▶ [Written instruction] The entries below are to be written out again without alteration.

▶ [Input data]
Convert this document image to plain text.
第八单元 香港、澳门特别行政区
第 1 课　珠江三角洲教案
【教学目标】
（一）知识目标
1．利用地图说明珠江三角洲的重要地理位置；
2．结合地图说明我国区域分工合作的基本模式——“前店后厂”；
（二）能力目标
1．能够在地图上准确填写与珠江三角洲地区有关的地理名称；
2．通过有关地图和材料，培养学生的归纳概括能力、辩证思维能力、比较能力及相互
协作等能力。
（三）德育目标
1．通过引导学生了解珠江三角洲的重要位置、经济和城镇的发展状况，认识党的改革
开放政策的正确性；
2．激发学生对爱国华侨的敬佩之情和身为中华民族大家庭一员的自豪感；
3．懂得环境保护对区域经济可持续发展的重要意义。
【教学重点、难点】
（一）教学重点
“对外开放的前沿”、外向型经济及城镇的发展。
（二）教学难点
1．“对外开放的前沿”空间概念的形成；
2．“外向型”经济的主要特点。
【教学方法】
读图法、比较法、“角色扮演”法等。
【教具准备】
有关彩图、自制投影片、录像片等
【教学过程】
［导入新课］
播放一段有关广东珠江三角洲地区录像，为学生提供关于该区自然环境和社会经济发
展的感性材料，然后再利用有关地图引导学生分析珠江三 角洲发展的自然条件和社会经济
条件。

▶ [Exercise result]
Convert this document image to plain text.
第八单元 香港、澳门特别行政区
第 1 课　珠江三角洲教案
【教学目标】
（一）知识目标
1．利用地图说明珠江三角洲的重要地理位置；
2．结合地图说明我国区域分工合作的基本模式——“前店后厂”；
（二）能力目标
1．能够在地图上准确填写与珠江三角洲地区有关的地理名称；
2．通过有关地图和材料，培养学生的归纳概括能力、辩证思维能力、比较能力及相互
协作等能力。
（三）德育目标
1．通过引导学生了解珠江三角洲的重要位置、经济和城镇的发展状况，认识党的改革
开放政策的正确性；
2．激发学生对爱国华侨的敬佩之情和身为中华民族大家庭一员的自豪感；
3．懂得环境保护对区域经济可持续发展的重要意义。
【教学重点、难点】
（一）教学重点
“对外开放的前沿”、外向型经济及城镇的发展。
（二）教学难点
1．“对外开放的前沿”空间概念的形成；
2．“外向型”经济的主要特点。
【教学方法】
读图法、比较法、“角色扮演”法等。
【教具准备】
有关彩图、自制投影片、录像片等
【教学过程】
［导入新课］
播放一段有关广东珠江三角洲地区录像，为学生提供关于该区自然环境和社会经济发
展的感性材料，然后再利用有关地图引导学生分析珠江三 角洲发展的自然条件和社会经济
条件。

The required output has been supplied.